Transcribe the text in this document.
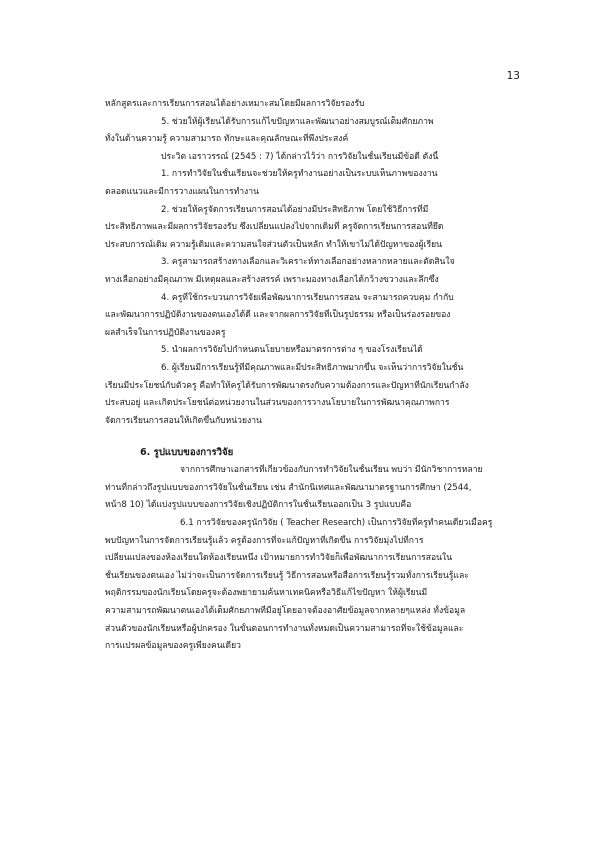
13
หลักสูตรและการเรียนการสอนได้อย่างเหมาะสมโดยมีผลการวิจัยรองรับ
5. ช่วยให้ผู้เรียนได้รับการแก้ไขปัญหาและพัฒนาอย่างสมบูรณ์เต็มศักยภาพ
ทั้งในด้านความรู้ ความสามารถ ทักษะและคุณลักษณะที่พึงประสงค์
ประวิต เอราวรรณ์ (2545 : 7) ได้กล่าวไว้ว่า การวิจัยในชั้นเรียนมีข้อดี ดังนี้
1. การทำวิจัยในชั้นเรียนจะช่วยให้ครูทำงานอย่างเป็นระบบเห็นภาพของงาน
ตลอดแนวและมีการวางแผนในการทำงาน
2. ช่วยให้ครูจัดการเรียนการสอนได้อย่างมีประสิทธิภาพ โดยใช้วิธีการที่มี
ประสิทธิภาพและมีผลการวิจัยรองรับ ซึ่งเปลี่ยนแปลงไปจากเดิมที่ ครูจัดการเรียนการสอนที่ยึด
ประสบการณ์เดิม ความรู้เดิมและความสนใจส่วนตัวเป็นหลัก ทำให้เขาไม่ได้ปัญหาของผู้เรียน
3. ครูสามารถสร้างทางเลือกและวิเคราะห์ทางเลือกอย่างหลากหลายและตัดสินใจ
ทางเลือกอย่างมีคุณภาพ มีเหตุผลและสร้างสรรค์ เพราะมองทางเลือกได้กว้างขวางและลึกซึ้ง
4. ครูที่ใช้กระบวนการวิจัยเพื่อพัฒนาการเรียนการสอน จะสามารถควบคุม กำกับ
และพัฒนาการปฏิบัติงานของตนเองได้ดี และจากผลการวิจัยที่เป็นรูปธรรม หรือเป็นร่องรอยของ
ผลสำเร็จในการปฏิบัติงานของครู
5. นำผลการวิจัยไปกำหนดนโยบายหรือมาตรการต่าง ๆ ของโรงเรียนได้
6. ผู้เรียนมีการเรียนรู้ที่มีคุณภาพและมีประสิทธิภาพมากขึ้น จะเห็นว่าการวิจัยในชั้น
เรียนมีประโยชน์กับตัวครู คือทำให้ครูได้รับการพัฒนาตรงกับความต้องการและปัญหาที่นักเรียนกำลัง
ประสบอยู่ และเกิดประโยชน์ต่อหน่วยงานในส่วนของการวางนโยบายในการพัฒนาคุณภาพการ
จัดการเรียนการสอนให้เกิดขึ้นกับหน่วยงาน
6. รูปแบบของการวิจัย
จากการศึกษาเอกสารที่เกี่ยวข้องกับการทำวิจัยในชั้นเรียน พบว่า มีนักวิชาการหลาย
ท่านที่กล่าวถึงรูปแบบของการวิจัยในชั้นเรียน เช่น สำนักนิเทศและพัฒนามาตรฐานการศึกษา (2544,
หน้า8 10) ได้แบ่งรูปแบบของการวิจัยเชิงปฏิบัติการในชั้นเรียนออกเป็น 3 รูปแบบคือ
6.1 การวิจัยของครูนักวิจัย ( Teacher Research) เป็นการวิจัยที่ครูทำคนเดียวเมื่อครู
พบปัญหาในการจัดการเรียนรู้แล้ว ครูต้องการที่จะแก้ปัญหาที่เกิดขึ้น การวิจัยมุ่งไปที่การ
เปลี่ยนแปลงของห้องเรียนใดห้องเรียนหนึ่ง เป้าหมายการทำวิจัยก็เพื่อพัฒนาการเรียนการสอนใน
ชั้นเรียนของตนเอง ไม่ว่าจะเป็นการจัดการเรียนรู้ วิธีการสอนหรือสื่อการเรียนรู้รวมทั้งการเรียนรู้และ
พฤติกรรมของนักเรียนโดยครูจะต้องพยายามค้นหาเทคนิคหรือวิธีแก้ไขปัญหา ให้ผู้เรียนมี
ความสามารถพัฒนาตนเองได้เต็มศักยภาพที่มีอยู่โดยอาจต้องอาศัยข้อมูลจากหลายๆแหล่ง ทั้งข้อมูล
ส่วนตัวของนักเรียนหรือผู้ปกครอง ในขั้นตอนการทำงานทั้งหมดเป็นความสามารถที่จะใช้ข้อมูลและ
การแปรผลข้อมูลของครูเพียงคนเดียว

== == ==

**TO DO:**
Omit any images, then output the listing exactly.

**ANSWER:**
Transcribe the text in this document.
13
หลักสูตรและการเรียนการสอนได้อย่างเหมาะสมโดยมีผลการวิจัยรองรับ
5. ช่วยให้ผู้เรียนได้รับการแก้ไขปัญหาและพัฒนาอย่างสมบูรณ์เต็มศักยภาพ
ทั้งในด้านความรู้ ความสามารถ ทักษะและคุณลักษณะที่พึงประสงค์
ประวิต เอราวรรณ์ (2545 : 7) ได้กล่าวไว้ว่า การวิจัยในชั้นเรียนมีข้อดี ดังนี้
1. การทำวิจัยในชั้นเรียนจะช่วยให้ครูทำงานอย่างเป็นระบบเห็นภาพของงาน
ตลอดแนวและมีการวางแผนในการทำงาน
2. ช่วยให้ครูจัดการเรียนการสอนได้อย่างมีประสิทธิภาพ โดยใช้วิธีการที่มี
ประสิทธิภาพและมีผลการวิจัยรองรับ ซึ่งเปลี่ยนแปลงไปจากเดิมที่ ครูจัดการเรียนการสอนที่ยึด
ประสบการณ์เดิม ความรู้เดิมและความสนใจส่วนตัวเป็นหลัก ทำให้เขาไม่ได้ปัญหาของผู้เรียน
3. ครูสามารถสร้างทางเลือกและวิเคราะห์ทางเลือกอย่างหลากหลายและตัดสินใจ
ทางเลือกอย่างมีคุณภาพ มีเหตุผลและสร้างสรรค์ เพราะมองทางเลือกได้กว้างขวางและลึกซึ้ง
4. ครูที่ใช้กระบวนการวิจัยเพื่อพัฒนาการเรียนการสอน จะสามารถควบคุม กำกับ
และพัฒนาการปฏิบัติงานของตนเองได้ดี และจากผลการวิจัยที่เป็นรูปธรรม หรือเป็นร่องรอยของ
ผลสำเร็จในการปฏิบัติงานของครู
5. นำผลการวิจัยไปกำหนดนโยบายหรือมาตรการต่าง ๆ ของโรงเรียนได้
6. ผู้เรียนมีการเรียนรู้ที่มีคุณภาพและมีประสิทธิภาพมากขึ้น จะเห็นว่าการวิจัยในชั้น
เรียนมีประโยชน์กับตัวครู คือทำให้ครูได้รับการพัฒนาตรงกับความต้องการและปัญหาที่นักเรียนกำลัง
ประสบอยู่ และเกิดประโยชน์ต่อหน่วยงานในส่วนของการวางนโยบายในการพัฒนาคุณภาพการ
จัดการเรียนการสอนให้เกิดขึ้นกับหน่วยงาน
6. รูปแบบของการวิจัย
จากการศึกษาเอกสารที่เกี่ยวข้องกับการทำวิจัยในชั้นเรียน พบว่า มีนักวิชาการหลาย
ท่านที่กล่าวถึงรูปแบบของการวิจัยในชั้นเรียน เช่น สำนักนิเทศและพัฒนามาตรฐานการศึกษา (2544,
หน้า8 10) ได้แบ่งรูปแบบของการวิจัยเชิงปฏิบัติการในชั้นเรียนออกเป็น 3 รูปแบบคือ
6.1 การวิจัยของครูนักวิจัย ( Teacher Research) เป็นการวิจัยที่ครูทำคนเดียวเมื่อครู
พบปัญหาในการจัดการเรียนรู้แล้ว ครูต้องการที่จะแก้ปัญหาที่เกิดขึ้น การวิจัยมุ่งไปที่การ
เปลี่ยนแปลงของห้องเรียนใดห้องเรียนหนึ่ง เป้าหมายการทำวิจัยก็เพื่อพัฒนาการเรียนการสอนใน
ชั้นเรียนของตนเอง ไม่ว่าจะเป็นการจัดการเรียนรู้ วิธีการสอนหรือสื่อการเรียนรู้รวมทั้งการเรียนรู้และ
พฤติกรรมของนักเรียนโดยครูจะต้องพยายามค้นหาเทคนิคหรือวิธีแก้ไขปัญหา ให้ผู้เรียนมี
ความสามารถพัฒนาตนเองได้เต็มศักยภาพที่มีอยู่โดยอาจต้องอาศัยข้อมูลจากหลายๆแหล่ง ทั้งข้อมูล
ส่วนตัวของนักเรียนหรือผู้ปกครอง ในขั้นตอนการทำงานทั้งหมดเป็นความสามารถที่จะใช้ข้อมูลและ
การแปรผลข้อมูลของครูเพียงคนเดียว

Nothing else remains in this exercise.